━━━━━ Source records ━━━━━

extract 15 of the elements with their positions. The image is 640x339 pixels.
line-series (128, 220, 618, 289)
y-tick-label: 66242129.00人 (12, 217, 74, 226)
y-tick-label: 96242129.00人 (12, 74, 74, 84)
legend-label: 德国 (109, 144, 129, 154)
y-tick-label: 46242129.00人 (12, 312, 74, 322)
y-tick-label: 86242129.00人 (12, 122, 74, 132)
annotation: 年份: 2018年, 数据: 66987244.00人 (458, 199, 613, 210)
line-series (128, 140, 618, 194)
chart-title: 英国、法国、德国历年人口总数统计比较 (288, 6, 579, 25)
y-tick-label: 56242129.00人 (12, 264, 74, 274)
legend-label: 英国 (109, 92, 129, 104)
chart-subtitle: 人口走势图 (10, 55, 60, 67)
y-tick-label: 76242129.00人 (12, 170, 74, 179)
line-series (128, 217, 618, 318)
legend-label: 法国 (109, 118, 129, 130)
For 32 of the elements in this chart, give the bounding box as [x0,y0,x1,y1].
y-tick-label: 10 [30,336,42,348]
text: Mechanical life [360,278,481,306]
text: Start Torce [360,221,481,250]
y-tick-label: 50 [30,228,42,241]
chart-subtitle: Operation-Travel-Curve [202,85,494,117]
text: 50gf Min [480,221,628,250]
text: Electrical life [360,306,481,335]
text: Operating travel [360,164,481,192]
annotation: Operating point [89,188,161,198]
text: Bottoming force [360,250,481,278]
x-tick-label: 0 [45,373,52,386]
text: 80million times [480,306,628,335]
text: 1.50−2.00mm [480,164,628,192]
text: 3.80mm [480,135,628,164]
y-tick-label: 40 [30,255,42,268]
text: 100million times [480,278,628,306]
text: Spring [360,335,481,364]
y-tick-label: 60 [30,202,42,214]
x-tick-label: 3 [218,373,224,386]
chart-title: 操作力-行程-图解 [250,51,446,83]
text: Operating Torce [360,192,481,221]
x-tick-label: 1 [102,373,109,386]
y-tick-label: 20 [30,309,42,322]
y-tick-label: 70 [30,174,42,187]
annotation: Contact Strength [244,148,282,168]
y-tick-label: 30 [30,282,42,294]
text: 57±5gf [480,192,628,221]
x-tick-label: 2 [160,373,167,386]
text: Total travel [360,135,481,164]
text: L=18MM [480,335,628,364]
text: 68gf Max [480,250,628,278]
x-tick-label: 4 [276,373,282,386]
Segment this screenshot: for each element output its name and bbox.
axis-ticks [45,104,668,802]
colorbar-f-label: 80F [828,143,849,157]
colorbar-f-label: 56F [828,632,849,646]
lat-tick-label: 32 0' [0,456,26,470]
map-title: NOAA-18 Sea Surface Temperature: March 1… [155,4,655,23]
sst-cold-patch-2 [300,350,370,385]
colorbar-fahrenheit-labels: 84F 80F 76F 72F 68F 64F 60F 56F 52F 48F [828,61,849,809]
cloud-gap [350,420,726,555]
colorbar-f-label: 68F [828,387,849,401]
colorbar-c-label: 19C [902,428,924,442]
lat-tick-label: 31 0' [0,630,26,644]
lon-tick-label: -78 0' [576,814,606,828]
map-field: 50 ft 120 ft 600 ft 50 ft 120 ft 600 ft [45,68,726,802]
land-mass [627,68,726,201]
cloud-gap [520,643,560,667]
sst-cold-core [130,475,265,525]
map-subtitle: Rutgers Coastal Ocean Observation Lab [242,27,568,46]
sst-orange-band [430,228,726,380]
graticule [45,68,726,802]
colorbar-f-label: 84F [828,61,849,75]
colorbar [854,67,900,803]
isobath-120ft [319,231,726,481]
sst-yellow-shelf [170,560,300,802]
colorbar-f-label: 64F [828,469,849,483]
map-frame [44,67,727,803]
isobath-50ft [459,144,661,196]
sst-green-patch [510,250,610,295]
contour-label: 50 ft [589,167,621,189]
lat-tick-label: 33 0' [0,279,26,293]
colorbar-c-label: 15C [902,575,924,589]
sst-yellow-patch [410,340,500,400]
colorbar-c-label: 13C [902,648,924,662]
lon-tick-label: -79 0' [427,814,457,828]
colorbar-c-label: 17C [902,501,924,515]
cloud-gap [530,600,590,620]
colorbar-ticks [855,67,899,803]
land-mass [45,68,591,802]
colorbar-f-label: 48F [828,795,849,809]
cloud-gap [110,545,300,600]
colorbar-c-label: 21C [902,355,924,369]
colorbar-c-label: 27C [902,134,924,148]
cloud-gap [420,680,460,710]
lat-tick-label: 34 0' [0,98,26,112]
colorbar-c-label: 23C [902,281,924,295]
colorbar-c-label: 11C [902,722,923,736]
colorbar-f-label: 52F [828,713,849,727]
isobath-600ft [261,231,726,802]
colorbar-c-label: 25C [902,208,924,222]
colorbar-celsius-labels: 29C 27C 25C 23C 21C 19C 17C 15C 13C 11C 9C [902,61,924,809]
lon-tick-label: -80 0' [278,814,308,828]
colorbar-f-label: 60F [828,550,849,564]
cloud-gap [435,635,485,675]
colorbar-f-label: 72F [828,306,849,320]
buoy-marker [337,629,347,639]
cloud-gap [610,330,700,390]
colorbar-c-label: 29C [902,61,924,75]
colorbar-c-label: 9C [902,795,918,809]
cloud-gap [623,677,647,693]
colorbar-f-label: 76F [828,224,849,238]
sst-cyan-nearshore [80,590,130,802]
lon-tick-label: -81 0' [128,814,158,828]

━━━━━

* [Problem description]: Please update the material above by replacing each "cloud-gap" with "cloud-opening" and keeping every other line unchanged.

* [Solution to this task]:
extract 15 of the elements with their positions. The image is 640x339 pixels.
line-series (128, 220, 618, 289)
y-tick-label: 66242129.00人 (12, 217, 74, 226)
y-tick-label: 96242129.00人 (12, 74, 74, 84)
legend-label: 德国 (109, 144, 129, 154)
y-tick-label: 46242129.00人 (12, 312, 74, 322)
y-tick-label: 86242129.00人 (12, 122, 74, 132)
annotation: 年份: 2018年, 数据: 66987244.00人 (458, 199, 613, 210)
line-series (128, 140, 618, 194)
chart-title: 英国、法国、德国历年人口总数统计比较 (288, 6, 579, 25)
y-tick-label: 56242129.00人 (12, 264, 74, 274)
legend-label: 英国 (109, 92, 129, 104)
chart-subtitle: 人口走势图 (10, 55, 60, 67)
y-tick-label: 76242129.00人 (12, 170, 74, 179)
line-series (128, 217, 618, 318)
legend-label: 法国 (109, 118, 129, 130)
For 32 of the elements in this chart, give the bounding box as [x0,y0,x1,y1].
y-tick-label: 10 [30,336,42,348]
text: Mechanical life [360,278,481,306]
text: Start Torce [360,221,481,250]
y-tick-label: 50 [30,228,42,241]
chart-subtitle: Operation-Travel-Curve [202,85,494,117]
text: 50gf Min [480,221,628,250]
text: Electrical life [360,306,481,335]
text: Operating travel [360,164,481,192]
annotation: Operating point [89,188,161,198]
text: Bottoming force [360,250,481,278]
x-tick-label: 0 [45,373,52,386]
text: 80million times [480,306,628,335]
text: 1.50−2.00mm [480,164,628,192]
text: 3.80mm [480,135,628,164]
y-tick-label: 40 [30,255,42,268]
text: 100million times [480,278,628,306]
text: Spring [360,335,481,364]
y-tick-label: 60 [30,202,42,214]
x-tick-label: 3 [218,373,224,386]
chart-title: 操作力-行程-图解 [250,51,446,83]
text: Operating Torce [360,192,481,221]
x-tick-label: 1 [102,373,109,386]
y-tick-label: 20 [30,309,42,322]
y-tick-label: 70 [30,174,42,187]
annotation: Contact Strength [244,148,282,168]
y-tick-label: 30 [30,282,42,294]
text: 57±5gf [480,192,628,221]
x-tick-label: 2 [160,373,167,386]
text: Total travel [360,135,481,164]
text: L=18MM [480,335,628,364]
text: 68gf Max [480,250,628,278]
x-tick-label: 4 [276,373,282,386]
Segment this screenshot: for each element output its name and bbox.
axis-ticks [45,104,668,802]
colorbar-f-label: 80F [828,143,849,157]
colorbar-f-label: 56F [828,632,849,646]
lat-tick-label: 32 0' [0,456,26,470]
map-title: NOAA-18 Sea Surface Temperature: March 1… [155,4,655,23]
sst-cold-patch-2 [300,350,370,385]
colorbar-fahrenheit-labels: 84F 80F 76F 72F 68F 64F 60F 56F 52F 48F [828,61,849,809]
cloud-opening [350,420,726,555]
colorbar-f-label: 68F [828,387,849,401]
colorbar-c-label: 19C [902,428,924,442]
lat-tick-label: 31 0' [0,630,26,644]
lon-tick-label: -78 0' [576,814,606,828]
map-field: 50 ft 120 ft 600 ft 50 ft 120 ft 600 ft [45,68,726,802]
land-mass [627,68,726,201]
cloud-opening [520,643,560,667]
sst-cold-core [130,475,265,525]
map-subtitle: Rutgers Coastal Ocean Observation Lab [242,27,568,46]
sst-orange-band [430,228,726,380]
graticule [45,68,726,802]
colorbar-f-label: 84F [828,61,849,75]
colorbar [854,67,900,803]
isobath-120ft [319,231,726,481]
sst-yellow-shelf [170,560,300,802]
colorbar-f-label: 64F [828,469,849,483]
map-frame [44,67,727,803]
isobath-50ft [459,144,661,196]
sst-green-patch [510,250,610,295]
contour-label: 50 ft [589,167,621,189]
lat-tick-label: 33 0' [0,279,26,293]
colorbar-c-label: 15C [902,575,924,589]
sst-yellow-patch [410,340,500,400]
colorbar-c-label: 13C [902,648,924,662]
lon-tick-label: -79 0' [427,814,457,828]
colorbar-c-label: 17C [902,501,924,515]
cloud-opening [530,600,590,620]
colorbar-ticks [855,67,899,803]
land-mass [45,68,591,802]
colorbar-f-label: 48F [828,795,849,809]
cloud-opening [110,545,300,600]
colorbar-c-label: 21C [902,355,924,369]
colorbar-c-label: 27C [902,134,924,148]
cloud-opening [420,680,460,710]
lat-tick-label: 34 0' [0,98,26,112]
colorbar-c-label: 23C [902,281,924,295]
colorbar-c-label: 11C [902,722,923,736]
colorbar-f-label: 52F [828,713,849,727]
isobath-600ft [261,231,726,802]
colorbar-c-label: 25C [902,208,924,222]
colorbar-celsius-labels: 29C 27C 25C 23C 21C 19C 17C 15C 13C 11C 9C [902,61,924,809]
lon-tick-label: -80 0' [278,814,308,828]
colorbar-f-label: 60F [828,550,849,564]
cloud-opening [435,635,485,675]
colorbar-f-label: 72F [828,306,849,320]
buoy-marker [337,629,347,639]
cloud-opening [610,330,700,390]
colorbar-c-label: 29C [902,61,924,75]
colorbar-c-label: 9C [902,795,918,809]
cloud-opening [623,677,647,693]
colorbar-f-label: 76F [828,224,849,238]
sst-cyan-nearshore [80,590,130,802]
lon-tick-label: -81 0' [128,814,158,828]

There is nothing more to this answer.